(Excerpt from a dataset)
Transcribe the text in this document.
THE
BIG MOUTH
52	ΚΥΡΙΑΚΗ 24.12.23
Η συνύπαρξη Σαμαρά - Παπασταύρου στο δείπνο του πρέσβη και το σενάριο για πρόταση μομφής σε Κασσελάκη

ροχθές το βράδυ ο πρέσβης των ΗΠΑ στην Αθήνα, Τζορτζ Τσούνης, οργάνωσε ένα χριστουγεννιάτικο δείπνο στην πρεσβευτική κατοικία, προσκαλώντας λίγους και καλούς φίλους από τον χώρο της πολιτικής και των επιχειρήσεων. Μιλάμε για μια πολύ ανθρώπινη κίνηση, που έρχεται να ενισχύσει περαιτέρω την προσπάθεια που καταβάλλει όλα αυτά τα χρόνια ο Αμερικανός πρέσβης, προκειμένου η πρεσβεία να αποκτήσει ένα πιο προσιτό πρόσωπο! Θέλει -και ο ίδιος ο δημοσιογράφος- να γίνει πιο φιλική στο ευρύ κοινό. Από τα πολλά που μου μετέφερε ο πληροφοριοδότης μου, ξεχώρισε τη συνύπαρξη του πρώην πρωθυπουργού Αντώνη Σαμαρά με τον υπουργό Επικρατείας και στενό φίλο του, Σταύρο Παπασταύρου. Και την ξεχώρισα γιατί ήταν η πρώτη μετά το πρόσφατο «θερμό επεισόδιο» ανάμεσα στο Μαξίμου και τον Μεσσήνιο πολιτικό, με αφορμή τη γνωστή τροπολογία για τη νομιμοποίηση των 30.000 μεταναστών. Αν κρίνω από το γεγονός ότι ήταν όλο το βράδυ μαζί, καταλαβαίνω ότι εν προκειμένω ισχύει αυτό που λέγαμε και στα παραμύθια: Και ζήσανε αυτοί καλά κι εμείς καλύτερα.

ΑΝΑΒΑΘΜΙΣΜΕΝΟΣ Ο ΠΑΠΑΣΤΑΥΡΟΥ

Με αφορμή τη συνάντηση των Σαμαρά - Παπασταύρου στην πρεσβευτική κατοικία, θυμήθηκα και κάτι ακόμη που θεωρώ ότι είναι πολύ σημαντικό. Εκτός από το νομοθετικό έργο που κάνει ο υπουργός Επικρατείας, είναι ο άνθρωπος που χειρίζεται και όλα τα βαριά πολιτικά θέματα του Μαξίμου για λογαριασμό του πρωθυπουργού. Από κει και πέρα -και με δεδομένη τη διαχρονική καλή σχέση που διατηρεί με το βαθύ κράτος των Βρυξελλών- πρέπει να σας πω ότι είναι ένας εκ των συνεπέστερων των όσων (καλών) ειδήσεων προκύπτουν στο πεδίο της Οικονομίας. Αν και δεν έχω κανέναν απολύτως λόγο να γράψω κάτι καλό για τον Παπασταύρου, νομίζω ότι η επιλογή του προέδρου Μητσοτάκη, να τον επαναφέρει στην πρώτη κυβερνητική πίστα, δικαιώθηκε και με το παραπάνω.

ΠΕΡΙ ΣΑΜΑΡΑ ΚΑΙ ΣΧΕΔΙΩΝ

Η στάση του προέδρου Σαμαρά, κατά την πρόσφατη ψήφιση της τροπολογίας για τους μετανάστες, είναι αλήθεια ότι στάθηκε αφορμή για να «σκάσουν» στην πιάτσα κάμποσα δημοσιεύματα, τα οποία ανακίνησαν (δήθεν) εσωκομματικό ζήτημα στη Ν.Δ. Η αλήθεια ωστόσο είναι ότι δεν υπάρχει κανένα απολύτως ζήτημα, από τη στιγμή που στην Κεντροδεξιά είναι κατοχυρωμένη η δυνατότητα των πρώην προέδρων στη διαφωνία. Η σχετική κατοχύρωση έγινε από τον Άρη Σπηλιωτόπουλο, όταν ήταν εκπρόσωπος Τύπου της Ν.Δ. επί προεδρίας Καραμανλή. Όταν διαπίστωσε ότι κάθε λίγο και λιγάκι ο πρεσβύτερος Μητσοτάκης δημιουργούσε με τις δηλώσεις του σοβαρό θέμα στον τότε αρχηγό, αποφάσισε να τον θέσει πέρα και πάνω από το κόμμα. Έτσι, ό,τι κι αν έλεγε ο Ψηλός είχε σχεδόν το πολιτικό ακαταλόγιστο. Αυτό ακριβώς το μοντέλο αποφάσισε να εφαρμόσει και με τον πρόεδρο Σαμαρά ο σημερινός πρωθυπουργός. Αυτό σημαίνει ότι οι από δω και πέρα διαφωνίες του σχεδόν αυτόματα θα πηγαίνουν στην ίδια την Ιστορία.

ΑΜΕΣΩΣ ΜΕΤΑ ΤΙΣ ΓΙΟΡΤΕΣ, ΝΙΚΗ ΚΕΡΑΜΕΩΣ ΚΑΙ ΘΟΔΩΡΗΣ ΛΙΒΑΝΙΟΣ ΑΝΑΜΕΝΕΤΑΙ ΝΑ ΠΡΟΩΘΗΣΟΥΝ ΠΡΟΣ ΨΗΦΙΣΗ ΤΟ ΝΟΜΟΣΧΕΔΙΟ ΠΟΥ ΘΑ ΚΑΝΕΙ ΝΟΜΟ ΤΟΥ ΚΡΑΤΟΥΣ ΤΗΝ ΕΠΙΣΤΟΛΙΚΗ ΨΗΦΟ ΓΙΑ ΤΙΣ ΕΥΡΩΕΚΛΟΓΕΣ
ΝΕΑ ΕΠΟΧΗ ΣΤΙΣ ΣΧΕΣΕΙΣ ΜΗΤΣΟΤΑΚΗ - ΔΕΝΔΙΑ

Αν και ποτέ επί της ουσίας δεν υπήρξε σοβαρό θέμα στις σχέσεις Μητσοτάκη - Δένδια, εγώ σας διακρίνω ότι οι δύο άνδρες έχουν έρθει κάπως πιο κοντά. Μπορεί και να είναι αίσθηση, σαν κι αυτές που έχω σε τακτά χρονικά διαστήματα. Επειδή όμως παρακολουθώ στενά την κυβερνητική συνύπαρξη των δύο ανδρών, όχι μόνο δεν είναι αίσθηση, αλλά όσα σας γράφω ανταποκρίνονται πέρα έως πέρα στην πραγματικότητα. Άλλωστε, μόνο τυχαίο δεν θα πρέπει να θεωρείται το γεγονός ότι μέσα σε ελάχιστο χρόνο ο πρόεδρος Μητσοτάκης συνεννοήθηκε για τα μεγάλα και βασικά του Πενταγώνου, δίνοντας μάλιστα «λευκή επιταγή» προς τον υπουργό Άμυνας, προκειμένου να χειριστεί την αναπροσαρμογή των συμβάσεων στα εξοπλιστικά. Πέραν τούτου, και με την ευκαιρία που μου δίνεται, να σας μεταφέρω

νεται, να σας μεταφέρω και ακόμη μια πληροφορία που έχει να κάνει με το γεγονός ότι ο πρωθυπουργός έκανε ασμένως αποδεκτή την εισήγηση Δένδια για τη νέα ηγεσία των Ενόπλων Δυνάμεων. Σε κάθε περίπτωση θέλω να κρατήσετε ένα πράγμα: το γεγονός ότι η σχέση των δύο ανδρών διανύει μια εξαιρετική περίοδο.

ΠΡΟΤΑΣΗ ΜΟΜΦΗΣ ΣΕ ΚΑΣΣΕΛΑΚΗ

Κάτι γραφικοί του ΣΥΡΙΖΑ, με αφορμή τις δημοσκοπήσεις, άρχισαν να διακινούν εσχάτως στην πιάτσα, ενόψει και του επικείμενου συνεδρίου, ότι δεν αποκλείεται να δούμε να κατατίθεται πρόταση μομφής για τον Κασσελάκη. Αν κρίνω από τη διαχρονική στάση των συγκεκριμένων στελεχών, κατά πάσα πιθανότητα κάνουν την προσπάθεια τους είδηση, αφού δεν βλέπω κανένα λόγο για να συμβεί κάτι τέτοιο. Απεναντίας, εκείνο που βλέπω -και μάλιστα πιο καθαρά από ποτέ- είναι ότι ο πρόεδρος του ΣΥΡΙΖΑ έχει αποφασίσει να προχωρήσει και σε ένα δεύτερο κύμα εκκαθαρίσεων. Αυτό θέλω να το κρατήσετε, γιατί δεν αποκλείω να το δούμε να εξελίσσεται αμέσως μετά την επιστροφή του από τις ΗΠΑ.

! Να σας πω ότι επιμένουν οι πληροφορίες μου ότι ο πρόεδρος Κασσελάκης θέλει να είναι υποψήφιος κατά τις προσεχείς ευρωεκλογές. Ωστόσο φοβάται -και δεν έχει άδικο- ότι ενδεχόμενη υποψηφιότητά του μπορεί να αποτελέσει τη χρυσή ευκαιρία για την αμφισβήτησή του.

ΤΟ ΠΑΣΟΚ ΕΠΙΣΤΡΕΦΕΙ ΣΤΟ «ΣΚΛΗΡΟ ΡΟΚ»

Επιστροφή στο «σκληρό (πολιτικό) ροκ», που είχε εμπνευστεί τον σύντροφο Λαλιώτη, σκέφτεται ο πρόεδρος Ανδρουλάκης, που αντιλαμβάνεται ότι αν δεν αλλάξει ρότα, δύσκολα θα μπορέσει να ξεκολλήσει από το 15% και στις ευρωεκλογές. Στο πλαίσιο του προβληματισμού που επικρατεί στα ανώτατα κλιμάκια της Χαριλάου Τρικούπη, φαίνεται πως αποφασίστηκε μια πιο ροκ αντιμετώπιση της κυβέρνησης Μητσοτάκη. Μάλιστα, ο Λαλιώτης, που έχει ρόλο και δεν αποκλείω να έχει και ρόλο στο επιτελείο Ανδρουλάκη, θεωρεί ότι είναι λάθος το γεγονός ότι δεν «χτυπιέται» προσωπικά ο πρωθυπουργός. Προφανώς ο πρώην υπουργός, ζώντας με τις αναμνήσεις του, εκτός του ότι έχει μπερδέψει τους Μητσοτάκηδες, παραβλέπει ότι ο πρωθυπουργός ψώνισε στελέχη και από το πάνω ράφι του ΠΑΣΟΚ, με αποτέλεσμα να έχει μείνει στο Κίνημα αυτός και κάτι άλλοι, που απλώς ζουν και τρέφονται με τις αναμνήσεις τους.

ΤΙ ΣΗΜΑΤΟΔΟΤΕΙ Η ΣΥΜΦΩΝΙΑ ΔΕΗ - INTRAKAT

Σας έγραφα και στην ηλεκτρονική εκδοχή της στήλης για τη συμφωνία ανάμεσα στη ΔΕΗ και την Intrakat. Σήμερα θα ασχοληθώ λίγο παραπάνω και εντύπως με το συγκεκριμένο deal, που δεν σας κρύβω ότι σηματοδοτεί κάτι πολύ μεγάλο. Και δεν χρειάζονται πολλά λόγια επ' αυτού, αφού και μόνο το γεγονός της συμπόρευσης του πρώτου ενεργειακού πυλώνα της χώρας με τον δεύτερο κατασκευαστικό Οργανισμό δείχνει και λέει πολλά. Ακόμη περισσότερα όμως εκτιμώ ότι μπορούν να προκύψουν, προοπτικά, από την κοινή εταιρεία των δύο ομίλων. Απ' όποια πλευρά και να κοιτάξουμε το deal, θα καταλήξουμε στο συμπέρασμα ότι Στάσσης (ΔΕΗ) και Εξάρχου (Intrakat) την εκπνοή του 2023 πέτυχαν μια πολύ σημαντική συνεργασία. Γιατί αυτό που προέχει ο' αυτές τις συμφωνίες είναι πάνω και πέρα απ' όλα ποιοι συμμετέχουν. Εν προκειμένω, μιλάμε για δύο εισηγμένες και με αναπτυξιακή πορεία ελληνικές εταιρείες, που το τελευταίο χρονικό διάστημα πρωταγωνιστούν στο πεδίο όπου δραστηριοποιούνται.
==
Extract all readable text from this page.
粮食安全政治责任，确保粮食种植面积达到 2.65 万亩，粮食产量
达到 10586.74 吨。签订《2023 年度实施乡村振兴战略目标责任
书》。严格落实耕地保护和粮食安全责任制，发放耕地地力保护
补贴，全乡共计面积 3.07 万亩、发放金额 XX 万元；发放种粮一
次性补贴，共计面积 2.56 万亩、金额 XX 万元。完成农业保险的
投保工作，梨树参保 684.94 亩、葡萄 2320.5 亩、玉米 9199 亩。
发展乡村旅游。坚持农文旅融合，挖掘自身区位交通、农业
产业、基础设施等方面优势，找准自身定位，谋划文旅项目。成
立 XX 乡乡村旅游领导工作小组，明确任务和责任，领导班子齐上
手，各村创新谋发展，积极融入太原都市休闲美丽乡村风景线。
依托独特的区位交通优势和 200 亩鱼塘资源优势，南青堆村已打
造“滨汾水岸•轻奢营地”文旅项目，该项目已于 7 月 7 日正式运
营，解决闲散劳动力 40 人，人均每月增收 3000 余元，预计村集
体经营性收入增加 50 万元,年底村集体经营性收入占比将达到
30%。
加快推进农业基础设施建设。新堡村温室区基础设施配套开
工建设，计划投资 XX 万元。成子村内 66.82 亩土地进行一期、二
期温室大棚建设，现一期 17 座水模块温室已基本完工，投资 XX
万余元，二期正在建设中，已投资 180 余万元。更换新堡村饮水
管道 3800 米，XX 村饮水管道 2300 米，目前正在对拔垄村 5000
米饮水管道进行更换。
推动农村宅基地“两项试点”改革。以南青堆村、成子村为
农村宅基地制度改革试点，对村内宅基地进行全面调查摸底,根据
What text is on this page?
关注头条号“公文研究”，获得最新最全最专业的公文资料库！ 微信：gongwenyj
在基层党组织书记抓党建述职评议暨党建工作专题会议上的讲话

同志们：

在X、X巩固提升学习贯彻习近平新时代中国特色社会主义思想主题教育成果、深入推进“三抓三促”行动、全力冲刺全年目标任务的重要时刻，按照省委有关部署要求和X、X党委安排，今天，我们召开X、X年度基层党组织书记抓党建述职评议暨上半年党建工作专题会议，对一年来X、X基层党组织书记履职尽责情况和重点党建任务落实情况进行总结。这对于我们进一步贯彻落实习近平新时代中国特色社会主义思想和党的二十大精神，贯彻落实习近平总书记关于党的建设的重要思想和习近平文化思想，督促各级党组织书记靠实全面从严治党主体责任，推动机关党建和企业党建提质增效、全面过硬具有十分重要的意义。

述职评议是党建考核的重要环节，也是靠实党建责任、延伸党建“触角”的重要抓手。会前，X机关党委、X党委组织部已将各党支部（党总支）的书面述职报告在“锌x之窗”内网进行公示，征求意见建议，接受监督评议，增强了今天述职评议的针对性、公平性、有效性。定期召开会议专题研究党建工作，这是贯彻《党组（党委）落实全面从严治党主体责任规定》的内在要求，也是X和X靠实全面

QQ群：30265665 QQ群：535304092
==
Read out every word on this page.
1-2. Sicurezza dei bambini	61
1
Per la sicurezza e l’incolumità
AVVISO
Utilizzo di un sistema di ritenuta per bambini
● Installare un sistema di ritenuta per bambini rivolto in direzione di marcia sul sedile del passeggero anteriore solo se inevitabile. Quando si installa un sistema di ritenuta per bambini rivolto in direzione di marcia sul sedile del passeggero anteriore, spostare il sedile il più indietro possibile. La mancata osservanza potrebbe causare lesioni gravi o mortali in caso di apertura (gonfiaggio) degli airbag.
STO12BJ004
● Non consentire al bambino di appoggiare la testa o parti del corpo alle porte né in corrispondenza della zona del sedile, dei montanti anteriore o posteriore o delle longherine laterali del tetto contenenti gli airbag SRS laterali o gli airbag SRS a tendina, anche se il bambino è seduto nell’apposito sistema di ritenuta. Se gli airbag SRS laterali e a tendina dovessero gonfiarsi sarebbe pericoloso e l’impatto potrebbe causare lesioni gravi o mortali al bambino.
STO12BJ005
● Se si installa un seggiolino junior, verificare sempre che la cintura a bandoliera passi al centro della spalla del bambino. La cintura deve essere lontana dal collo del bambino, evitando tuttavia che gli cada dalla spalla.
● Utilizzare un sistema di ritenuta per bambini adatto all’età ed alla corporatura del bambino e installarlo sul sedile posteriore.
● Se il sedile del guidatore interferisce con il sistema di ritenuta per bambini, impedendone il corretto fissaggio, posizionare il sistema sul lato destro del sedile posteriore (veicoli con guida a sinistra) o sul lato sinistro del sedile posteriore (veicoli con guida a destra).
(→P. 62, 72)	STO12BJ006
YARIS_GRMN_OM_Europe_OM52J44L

* [TASK STATEMENT]
Pull out all lines from the listing that contain the string "δείπνο".

* [ANSWER TO THE EXERCISE]
Η συνύπαρξη Σαμαρά - Παπασταύρου στο δείπνο του πρέσβη και το σενάριο για πρόταση μομφής σε Κασσελάκη
ροχθές το βράδυ ο πρέσβης των ΗΠΑ στην Αθήνα, Τζορτζ Τσούνης, οργάνωσε ένα χριστουγεννιάτικο δείπνο στην πρεσβευτική κατοικία, προσκαλώντας λίγους και καλούς φίλους από τον χώρο της πολιτικής και των επιχειρήσεων. Μιλάμε για μια πολύ ανθρώπινη κίνηση, που έρχεται να ενισχύσει περαιτέρω την προσπάθεια που καταβάλλει όλα αυτά τα χρόνια ο Αμερικανός πρέσβης, προκειμένου η πρεσβεία να αποκτήσει ένα πιο προσιτό πρόσωπο! Θέλει -και ο ίδιος ο δημοσιογράφος- να γίνει πιο φιλική στο ευρύ κοινό. Από τα πολλά που μου μετέφερε ο πληροφοριοδότης μου, ξεχώρισε τη συνύπαρξη του πρώην πρωθυπουργού Αντώνη Σαμαρά με τον υπουργό Επικρατείας και στενό φίλο του, Σταύρο Παπασταύρου. Και την ξεχώρισα γιατί ήταν η πρώτη μετά το πρόσφατο «θερμό επεισόδιο» ανάμεσα στο Μαξίμου και τον Μεσσήνιο πολιτικό, με αφορμή τη γνωστή τροπολογία για τη νομιμοποίηση των 30.000 μεταναστών. Αν κρίνω από το γεγονός ότι ήταν όλο το βράδυ μαζί, καταλαβαίνω ότι εν προκειμένω ισχύει αυτό που λέγαμε και στα παραμύθια: Και ζήσανε αυτοί καλά κι εμείς καλύτερα.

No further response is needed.